Problem to work on: Leave the pictures out and print every record below exactly as it stands.

::::

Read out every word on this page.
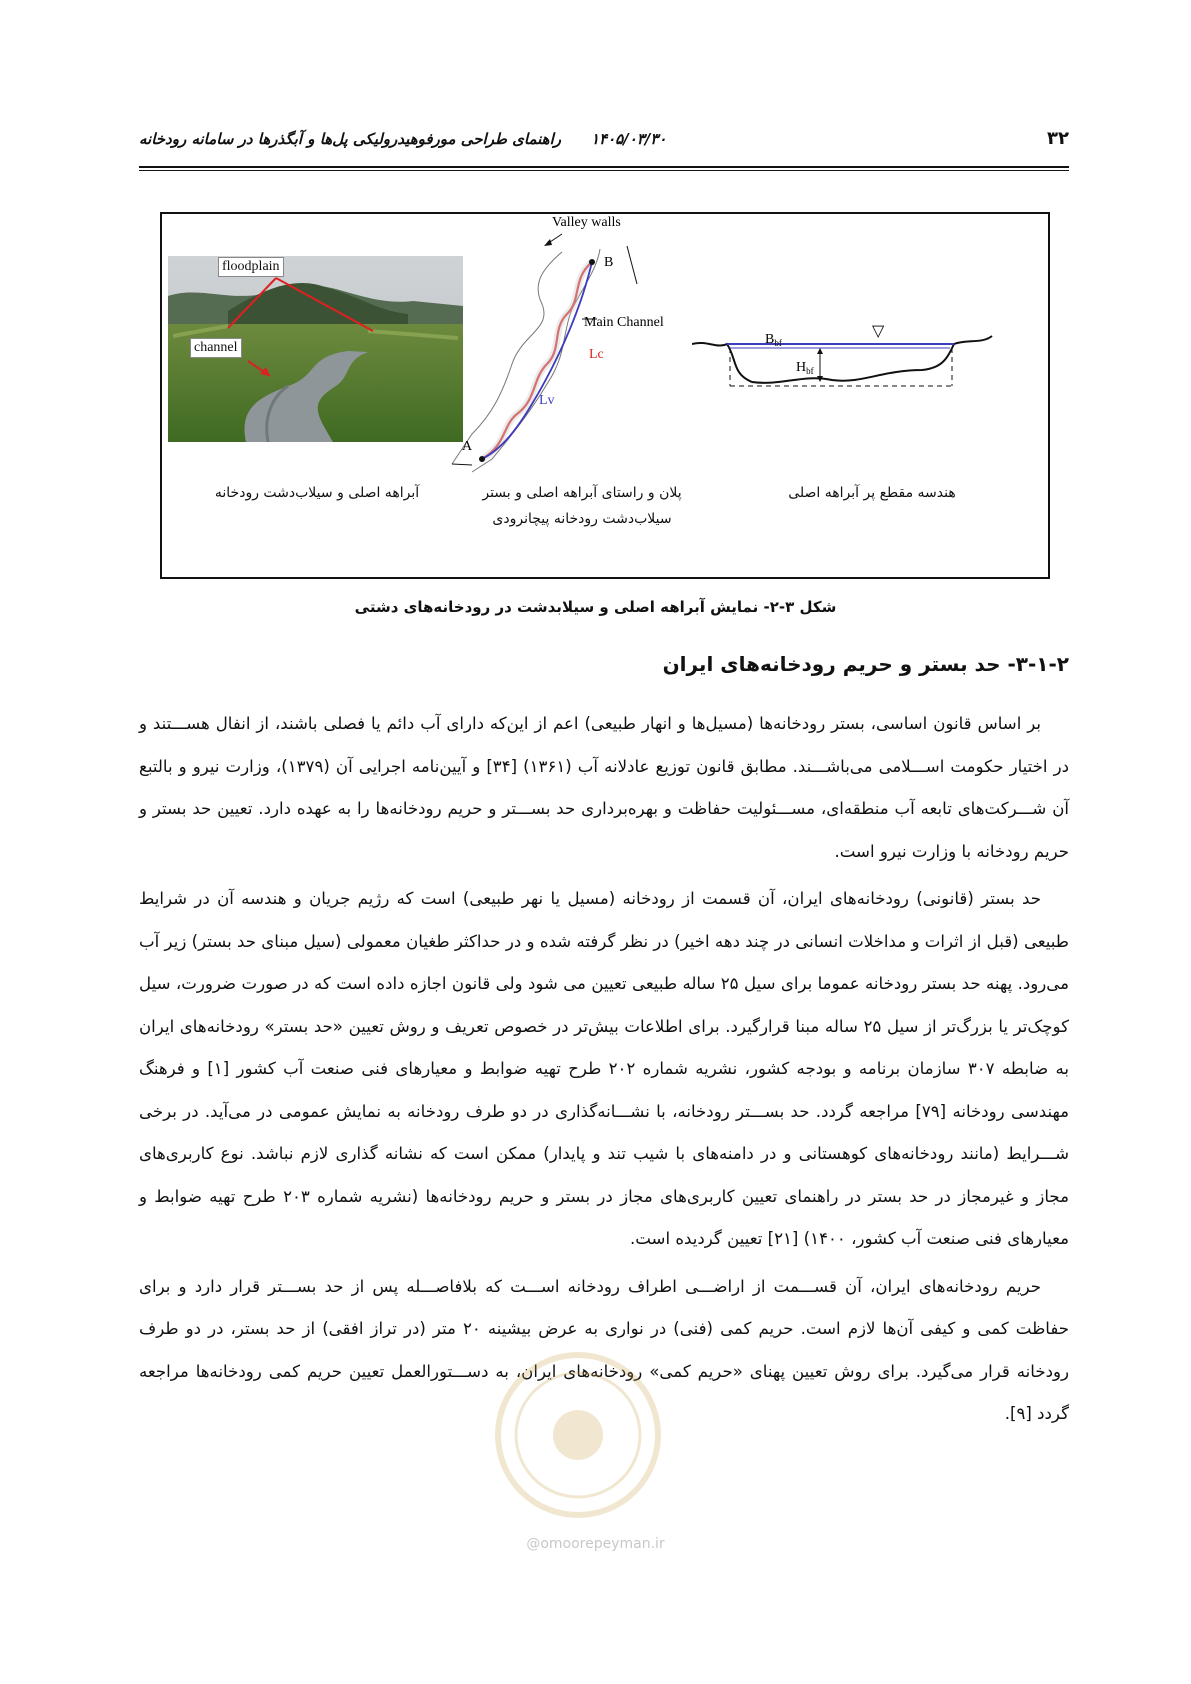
۳۲
۱۴۰۵/۰۳/۳۰راهنمای طراحی مورفوهیدرولیکی پل‌ها و آبگذرها در سامانه رودخانه
floodplain
channel
Valley walls
B
Main Channel
Lc
Lv
A
▽
$B_{bf}$
$H_{bf}$
آبراهه اصلی و سیلاب‌دشت رودخانه	پلان و راستای آبراهه اصلی و بستر
سیلاب‌دشت رودخانه پیچانرودی
هندسه مقطع پر آبراهه اصلی
شکل ۳-۲- نمایش آبراهه اصلی و سیلابدشت در رودخانه‌های دشتی
۳-۱-۲- حد بستر و حریم رودخانه‌های ایران

بر اساس قانون اساسی، بستر رودخانه‌ها (مسیل‌ها و انهار طبیعی) اعم از این‌که دارای آب دائم یا فصلی باشند، از انفال هســـتند و در اختیار حکومت اســـلامی می‌باشـــند. مطابق قانون توزیع عادلانه آب (۱۳۶۱) [۳۴] و آیین‌نامه اجرایی آن (۱۳۷۹)، وزارت نیرو و بالتبع آن شـــرکت‌های تابعه آب منطقه‌ای، مســـئولیت حفاظت و بهره‌برداری حد بســـتر و حریم رودخانه‌ها را به عهده دارد. تعیین حد بستر و حریم رودخانه با وزارت نیرو است.

حد بستر (قانونی) رودخانه‌های ایران، آن قسمت از رودخانه (مسیل یا نهر طبیعی) است که رژیم جریان و هندسه آن در شرایط طبیعی (قبل از اثرات و مداخلات انسانی در چند دهه اخیر) در نظر گرفته شده و در حداکثر طغیان معمولی (سیل مبنای حد بستر) زیر آب می‌رود. پهنه حد بستر رودخانه عموما برای سیل ۲۵ ساله طبیعی تعیین می شود ولی قانون اجازه داده است که در صورت ضرورت، سیل کوچک‌تر یا بزرگ‌تر از سیل ۲۵ ساله مبنا قرارگیرد. برای اطلاعات بیش‌تر در خصوص تعریف و روش تعیین «حد بستر» رودخانه‌های ایران به ضابطه ۳۰۷ سازمان برنامه و بودجه کشور، نشریه شماره ۲۰۲ طرح تهیه ضوابط و معیارهای فنی صنعت آب کشور [۱] و فرهنگ مهندسی رودخانه [۷۹] مراجعه گردد. حد بســـتر رودخانه، با نشـــانه‌گذاری در دو طرف رودخانه به نمایش عمومی در می‌آید. در برخی شـــرایط (مانند رودخانه‌های کوهستانی و در دامنه‌های با شیب تند و پایدار) ممکن است که نشانه گذاری لازم نباشد. نوع کاربری‌های مجاز و غیرمجاز در حد بستر در راهنمای تعیین کاربری‌های مجاز در بستر و حریم رودخانه‌ها (نشریه شماره ۲۰۳ طرح تهیه ضوابط و معیارهای فنی صنعت آب کشور، ۱۴۰۰) [۲۱] تعیین گردیده است.

حریم رودخانه‌های ایران، آن قســـمت از اراضـــی اطراف رودخانه اســـت که بلافاصـــله پس از حد بســـتر قرار دارد و برای حفاظت کمی و کیفی آن‌ها لازم است. حریم کمی (فنی) در نواری به عرض بیشینه ۲۰ متر (در تراز افقی) از حد بستر، در دو طرف رودخانه قرار می‌گیرد. برای روش تعیین پهنای «حریم کمی» رودخانه‌های ایران، به دســـتورالعمل تعیین حریم کمی رودخانه‌ها مراجعه گردد [۹].

@omoorepeyman.ir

::::

Response:
Read out every word on this page.
۳۲
۱۴۰۵/۰۳/۳۰راهنمای طراحی مورفوهیدرولیکی پل‌ها و آبگذرها در سامانه رودخانه
floodplain
channel
Valley walls
B
Main Channel
Lc
Lv
A
▽
$B_{bf}$
$H_{bf}$
آبراهه اصلی و سیلاب‌دشت رودخانه	پلان و راستای آبراهه اصلی و بستر
سیلاب‌دشت رودخانه پیچانرودی
هندسه مقطع پر آبراهه اصلی
شکل ۳-۲- نمایش آبراهه اصلی و سیلابدشت در رودخانه‌های دشتی
۳-۱-۲- حد بستر و حریم رودخانه‌های ایران

بر اساس قانون اساسی، بستر رودخانه‌ها (مسیل‌ها و انهار طبیعی) اعم از این‌که دارای آب دائم یا فصلی باشند، از انفال هســـتند و در اختیار حکومت اســـلامی می‌باشـــند. مطابق قانون توزیع عادلانه آب (۱۳۶۱) [۳۴] و آیین‌نامه اجرایی آن (۱۳۷۹)، وزارت نیرو و بالتبع آن شـــرکت‌های تابعه آب منطقه‌ای، مســـئولیت حفاظت و بهره‌برداری حد بســـتر و حریم رودخانه‌ها را به عهده دارد. تعیین حد بستر و حریم رودخانه با وزارت نیرو است.

حد بستر (قانونی) رودخانه‌های ایران، آن قسمت از رودخانه (مسیل یا نهر طبیعی) است که رژیم جریان و هندسه آن در شرایط طبیعی (قبل از اثرات و مداخلات انسانی در چند دهه اخیر) در نظر گرفته شده و در حداکثر طغیان معمولی (سیل مبنای حد بستر) زیر آب می‌رود. پهنه حد بستر رودخانه عموما برای سیل ۲۵ ساله طبیعی تعیین می شود ولی قانون اجازه داده است که در صورت ضرورت، سیل کوچک‌تر یا بزرگ‌تر از سیل ۲۵ ساله مبنا قرارگیرد. برای اطلاعات بیش‌تر در خصوص تعریف و روش تعیین «حد بستر» رودخانه‌های ایران به ضابطه ۳۰۷ سازمان برنامه و بودجه کشور، نشریه شماره ۲۰۲ طرح تهیه ضوابط و معیارهای فنی صنعت آب کشور [۱] و فرهنگ مهندسی رودخانه [۷۹] مراجعه گردد. حد بســـتر رودخانه، با نشـــانه‌گذاری در دو طرف رودخانه به نمایش عمومی در می‌آید. در برخی شـــرایط (مانند رودخانه‌های کوهستانی و در دامنه‌های با شیب تند و پایدار) ممکن است که نشانه گذاری لازم نباشد. نوع کاربری‌های مجاز و غیرمجاز در حد بستر در راهنمای تعیین کاربری‌های مجاز در بستر و حریم رودخانه‌ها (نشریه شماره ۲۰۳ طرح تهیه ضوابط و معیارهای فنی صنعت آب کشور، ۱۴۰۰) [۲۱] تعیین گردیده است.

حریم رودخانه‌های ایران، آن قســـمت از اراضـــی اطراف رودخانه اســـت که بلافاصـــله پس از حد بســـتر قرار دارد و برای حفاظت کمی و کیفی آن‌ها لازم است. حریم کمی (فنی) در نواری به عرض بیشینه ۲۰ متر (در تراز افقی) از حد بستر، در دو طرف رودخانه قرار می‌گیرد. برای روش تعیین پهنای «حریم کمی» رودخانه‌های ایران، به دســـتورالعمل تعیین حریم کمی رودخانه‌ها مراجعه گردد [۹].

@omoorepeyman.ir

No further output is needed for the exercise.